__WHAT YOU WILL DO__. Retype each entry below, keeping every character the same.

━━━━

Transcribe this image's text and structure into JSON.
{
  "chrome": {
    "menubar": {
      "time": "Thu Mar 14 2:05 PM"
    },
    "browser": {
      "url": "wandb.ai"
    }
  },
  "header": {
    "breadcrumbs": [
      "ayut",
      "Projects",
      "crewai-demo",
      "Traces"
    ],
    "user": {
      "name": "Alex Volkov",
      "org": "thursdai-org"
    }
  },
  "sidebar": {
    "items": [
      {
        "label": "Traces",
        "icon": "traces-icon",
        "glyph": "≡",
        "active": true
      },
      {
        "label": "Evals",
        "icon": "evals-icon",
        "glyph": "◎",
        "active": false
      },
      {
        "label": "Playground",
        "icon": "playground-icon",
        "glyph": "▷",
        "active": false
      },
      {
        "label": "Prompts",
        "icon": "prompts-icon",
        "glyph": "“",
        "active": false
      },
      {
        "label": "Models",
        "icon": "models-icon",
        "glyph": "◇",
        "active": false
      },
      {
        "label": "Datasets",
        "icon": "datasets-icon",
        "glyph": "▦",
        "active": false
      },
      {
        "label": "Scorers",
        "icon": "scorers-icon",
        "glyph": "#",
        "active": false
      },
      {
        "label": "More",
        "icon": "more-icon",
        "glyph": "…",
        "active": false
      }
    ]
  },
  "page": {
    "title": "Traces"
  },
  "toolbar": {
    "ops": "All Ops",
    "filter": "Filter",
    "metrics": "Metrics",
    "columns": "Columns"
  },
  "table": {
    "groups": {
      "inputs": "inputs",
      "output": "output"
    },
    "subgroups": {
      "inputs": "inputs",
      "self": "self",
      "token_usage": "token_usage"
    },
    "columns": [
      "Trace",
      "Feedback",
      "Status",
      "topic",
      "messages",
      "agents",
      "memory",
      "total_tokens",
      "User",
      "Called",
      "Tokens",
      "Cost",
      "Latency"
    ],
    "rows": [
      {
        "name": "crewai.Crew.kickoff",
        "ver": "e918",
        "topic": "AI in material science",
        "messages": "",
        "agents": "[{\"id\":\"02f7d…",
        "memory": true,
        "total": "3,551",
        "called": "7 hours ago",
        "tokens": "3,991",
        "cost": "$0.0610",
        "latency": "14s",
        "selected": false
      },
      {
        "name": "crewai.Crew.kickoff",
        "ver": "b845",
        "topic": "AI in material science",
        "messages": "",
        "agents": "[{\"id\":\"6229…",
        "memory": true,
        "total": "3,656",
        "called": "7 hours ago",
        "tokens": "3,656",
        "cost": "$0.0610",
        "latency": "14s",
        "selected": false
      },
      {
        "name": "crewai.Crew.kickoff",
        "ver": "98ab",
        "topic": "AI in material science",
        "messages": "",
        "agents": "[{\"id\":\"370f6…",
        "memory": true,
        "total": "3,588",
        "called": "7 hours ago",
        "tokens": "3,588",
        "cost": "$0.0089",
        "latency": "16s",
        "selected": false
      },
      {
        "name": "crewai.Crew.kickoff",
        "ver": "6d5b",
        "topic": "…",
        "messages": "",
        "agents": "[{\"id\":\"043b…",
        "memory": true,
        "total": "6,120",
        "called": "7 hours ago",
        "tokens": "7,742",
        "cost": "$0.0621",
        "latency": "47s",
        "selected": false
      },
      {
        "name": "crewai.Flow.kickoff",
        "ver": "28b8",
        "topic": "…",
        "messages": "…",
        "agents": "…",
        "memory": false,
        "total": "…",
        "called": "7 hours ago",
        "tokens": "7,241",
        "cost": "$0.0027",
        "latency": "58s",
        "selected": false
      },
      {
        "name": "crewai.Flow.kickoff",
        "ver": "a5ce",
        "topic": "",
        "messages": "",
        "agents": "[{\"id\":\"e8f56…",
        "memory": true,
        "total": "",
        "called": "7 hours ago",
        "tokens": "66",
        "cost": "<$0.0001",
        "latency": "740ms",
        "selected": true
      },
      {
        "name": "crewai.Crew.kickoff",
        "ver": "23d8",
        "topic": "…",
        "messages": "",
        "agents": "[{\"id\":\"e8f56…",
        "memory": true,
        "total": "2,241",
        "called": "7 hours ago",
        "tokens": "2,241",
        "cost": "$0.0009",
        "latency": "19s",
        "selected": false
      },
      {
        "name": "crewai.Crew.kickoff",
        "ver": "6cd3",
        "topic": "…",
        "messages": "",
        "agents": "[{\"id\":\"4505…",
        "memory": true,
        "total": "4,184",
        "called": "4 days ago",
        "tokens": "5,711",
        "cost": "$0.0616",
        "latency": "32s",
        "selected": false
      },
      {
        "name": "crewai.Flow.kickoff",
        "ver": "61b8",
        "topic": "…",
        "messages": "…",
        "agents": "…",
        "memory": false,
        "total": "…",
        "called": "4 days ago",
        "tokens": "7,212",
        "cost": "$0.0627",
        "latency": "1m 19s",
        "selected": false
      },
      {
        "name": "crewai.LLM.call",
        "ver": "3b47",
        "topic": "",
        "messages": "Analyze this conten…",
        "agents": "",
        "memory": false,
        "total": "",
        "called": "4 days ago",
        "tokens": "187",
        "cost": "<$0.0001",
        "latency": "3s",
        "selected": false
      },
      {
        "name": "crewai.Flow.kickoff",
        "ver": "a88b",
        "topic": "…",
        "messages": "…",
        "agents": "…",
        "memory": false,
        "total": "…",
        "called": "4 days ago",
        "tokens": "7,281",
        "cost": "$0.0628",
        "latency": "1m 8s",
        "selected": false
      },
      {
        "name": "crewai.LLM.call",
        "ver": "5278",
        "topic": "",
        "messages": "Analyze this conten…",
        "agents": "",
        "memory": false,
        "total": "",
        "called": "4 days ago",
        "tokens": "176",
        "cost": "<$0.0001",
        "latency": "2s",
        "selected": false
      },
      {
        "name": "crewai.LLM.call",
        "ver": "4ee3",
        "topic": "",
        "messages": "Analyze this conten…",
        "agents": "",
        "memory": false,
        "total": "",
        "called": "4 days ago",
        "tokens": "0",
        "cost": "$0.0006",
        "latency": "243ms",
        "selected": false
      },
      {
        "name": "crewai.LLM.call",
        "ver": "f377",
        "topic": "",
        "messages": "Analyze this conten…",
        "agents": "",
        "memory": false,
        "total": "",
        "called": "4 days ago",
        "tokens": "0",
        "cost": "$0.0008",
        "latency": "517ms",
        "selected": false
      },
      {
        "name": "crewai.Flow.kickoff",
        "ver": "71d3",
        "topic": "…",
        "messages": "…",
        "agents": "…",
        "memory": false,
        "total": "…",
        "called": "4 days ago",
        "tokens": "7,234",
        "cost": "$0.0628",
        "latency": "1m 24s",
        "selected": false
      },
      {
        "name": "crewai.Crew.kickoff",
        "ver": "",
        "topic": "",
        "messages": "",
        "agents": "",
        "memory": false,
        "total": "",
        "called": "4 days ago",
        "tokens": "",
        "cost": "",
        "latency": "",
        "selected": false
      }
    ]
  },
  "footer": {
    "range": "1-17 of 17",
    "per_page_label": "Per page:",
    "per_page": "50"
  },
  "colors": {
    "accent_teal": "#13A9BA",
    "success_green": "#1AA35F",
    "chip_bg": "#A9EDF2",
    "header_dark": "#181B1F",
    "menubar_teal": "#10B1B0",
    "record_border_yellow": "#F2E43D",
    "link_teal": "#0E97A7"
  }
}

━━━━

__OUTPUT BELOW__.
Transcribe this image's text and structure into JSON.
{
  "chrome": {
    "menubar": {
      "time": "Thu Mar 14 2:05 PM"
    },
    "browser": {
      "url": "wandb.ai"
    }
  },
  "header": {
    "breadcrumbs": [
      "ayut",
      "Projects",
      "crewai-demo",
      "Traces"
    ],
    "user": {
      "name": "Alex Volkov",
      "org": "thursdai-org"
    }
  },
  "sidebar": {
    "items": [
      {
        "label": "Traces",
        "icon": "traces-icon",
        "glyph": "≡",
        "active": true
      },
      {
        "label": "Evals",
        "icon": "evals-icon",
        "glyph": "◎",
        "active": false
      },
      {
        "label": "Playground",
        "icon": "playground-icon",
        "glyph": "▷",
        "active": false
      },
      {
        "label": "Prompts",
        "icon": "prompts-icon",
        "glyph": "“",
        "active": false
      },
      {
        "label": "Models",
        "icon": "models-icon",
        "glyph": "◇",
        "active": false
      },
      {
        "label": "Datasets",
        "icon": "datasets-icon",
        "glyph": "▦",
        "active": false
      },
      {
        "label": "Scorers",
        "icon": "scorers-icon",
        "glyph": "#",
        "active": false
      },
      {
        "label": "More",
        "icon": "more-icon",
        "glyph": "…",
        "active": false
      }
    ]
  },
  "page": {
    "title": "Traces"
  },
  "toolbar": {
    "ops": "All Ops",
    "filter": "Filter",
    "metrics": "Metrics",
    "columns": "Columns"
  },
  "table": {
    "groups": {
      "inputs": "inputs",
      "output": "output"
    },
    "subgroups": {
      "inputs": "inputs",
      "self": "self",
      "token_usage": "token_usage"
    },
    "columns": [
      "Trace",
      "Feedback",
      "Status",
      "topic",
      "messages",
      "agents",
      "memory",
      "total_tokens",
      "User",
      "Called",
      "Tokens",
      "Cost",
      "Latency"
    ],
    "rows": [
      {
        "name": "crewai.Crew.kickoff",
        "ver": "e918",
        "topic": "AI in material science",
        "messages": "",
        "agents": "[{\"id\":\"02f7d…",
        "memory": true,
        "total": "3,551",
        "called": "7 hours ago",
        "tokens": "3,991",
        "cost": "$0.0610",
        "latency": "14s",
        "selected": false
      },
      {
        "name": "crewai.Crew.kickoff",
        "ver": "b845",
        "topic": "AI in material science",
        "messages": "",
        "agents": "[{\"id\":\"6229…",
        "memory": true,
        "total": "3,656",
        "called": "7 hours ago",
        "tokens": "3,656",
        "cost": "$0.0610",
        "latency": "14s",
        "selected": false
      },
      {
        "name": "crewai.Crew.kickoff",
        "ver": "98ab",
        "topic": "AI in material science",
        "messages": "",
        "agents": "[{\"id\":\"370f6…",
        "memory": true,
        "total": "3,588",
        "called": "7 hours ago",
        "tokens": "3,588",
        "cost": "$0.0089",
        "latency": "16s",
        "selected": false
      },
      {
        "name": "crewai.Crew.kickoff",
        "ver": "6d5b",
        "topic": "…",
        "messages": "",
        "agents": "[{\"id\":\"043b…",
        "memory": true,
        "total": "6,120",
        "called": "7 hours ago",
        "tokens": "7,742",
        "cost": "$0.0621",
        "latency": "47s",
        "selected": false
      },
      {
        "name": "crewai.Flow.kickoff",
        "ver": "28b8",
        "topic": "…",
        "messages": "…",
        "agents": "…",
        "memory": false,
        "total": "…",
        "called": "7 hours ago",
        "tokens": "7,241",
        "cost": "$0.0027",
        "latency": "58s",
        "selected": false
      },
      {
        "name": "crewai.Flow.kickoff",
        "ver": "a5ce",
        "topic": "",
        "messages": "",
        "agents": "[{\"id\":\"e8f56…",
        "memory": true,
        "total": "",
        "called": "7 hours ago",
        "tokens": "66",
        "cost": "<$0.0001",
        "latency": "740ms",
        "selected": true
      },
      {
        "name": "crewai.Crew.kickoff",
        "ver": "23d8",
        "topic": "…",
        "messages": "",
        "agents": "[{\"id\":\"e8f56…",
        "memory": true,
        "total": "2,241",
        "called": "7 hours ago",
        "tokens": "2,241",
        "cost": "$0.0009",
        "latency": "19s",
        "selected": false
      },
      {
        "name": "crewai.Crew.kickoff",
        "ver": "6cd3",
        "topic": "…",
        "messages": "",
        "agents": "[{\"id\":\"4505…",
        "memory": true,
        "total": "4,184",
        "called": "4 days ago",
        "tokens": "5,711",
        "cost": "$0.0616",
        "latency": "32s",
        "selected": false
      },
      {
        "name": "crewai.Flow.kickoff",
        "ver": "61b8",
        "topic": "…",
        "messages": "…",
        "agents": "…",
        "memory": false,
        "total": "…",
        "called": "4 days ago",
        "tokens": "7,212",
        "cost": "$0.0627",
        "latency": "1m 19s",
        "selected": false
      },
      {
        "name": "crewai.LLM.call",
        "ver": "3b47",
        "topic": "",
        "messages": "Analyze this conten…",
        "agents": "",
        "memory": false,
        "total": "",
        "called": "4 days ago",
        "tokens": "187",
        "cost": "<$0.0001",
        "latency": "3s",
        "selected": false
      },
      {
        "name": "crewai.Flow.kickoff",
        "ver": "a88b",
        "topic": "…",
        "messages": "…",
        "agents": "…",
        "memory": false,
        "total": "…",
        "called": "4 days ago",
        "tokens": "7,281",
        "cost": "$0.0628",
        "latency": "1m 8s",
        "selected": false
      },
      {
        "name": "crewai.LLM.call",
        "ver": "5278",
        "topic": "",
        "messages": "Analyze this conten…",
        "agents": "",
        "memory": false,
        "total": "",
        "called": "4 days ago",
        "tokens": "176",
        "cost": "<$0.0001",
        "latency": "2s",
        "selected": false
      },
      {
        "name": "crewai.LLM.call",
        "ver": "4ee3",
        "topic": "",
        "messages": "Analyze this conten…",
        "agents": "",
        "memory": false,
        "total": "",
        "called": "4 days ago",
        "tokens": "0",
        "cost": "$0.0006",
        "latency": "243ms",
        "selected": false
      },
      {
        "name": "crewai.LLM.call",
        "ver": "f377",
        "topic": "",
        "messages": "Analyze this conten…",
        "agents": "",
        "memory": false,
        "total": "",
        "called": "4 days ago",
        "tokens": "0",
        "cost": "$0.0008",
        "latency": "517ms",
        "selected": false
      },
      {
        "name": "crewai.Flow.kickoff",
        "ver": "71d3",
        "topic": "…",
        "messages": "…",
        "agents": "…",
        "memory": false,
        "total": "…",
        "called": "4 days ago",
        "tokens": "7,234",
        "cost": "$0.0628",
        "latency": "1m 24s",
        "selected": false
      },
      {
        "name": "crewai.Crew.kickoff",
        "ver": "",
        "topic": "",
        "messages": "",
        "agents": "",
        "memory": false,
        "total": "",
        "called": "4 days ago",
        "tokens": "",
        "cost": "",
        "latency": "",
        "selected": false
      }
    ]
  },
  "footer": {
    "range": "1-17 of 17",
    "per_page_label": "Per page:",
    "per_page": "50"
  },
  "colors": {
    "accent_teal": "#13A9BA",
    "success_green": "#1AA35F",
    "chip_bg": "#A9EDF2",
    "header_dark": "#181B1F",
    "menubar_teal": "#10B1B0",
    "record_border_yellow": "#F2E43D",
    "link_teal": "#0E97A7"
  }
}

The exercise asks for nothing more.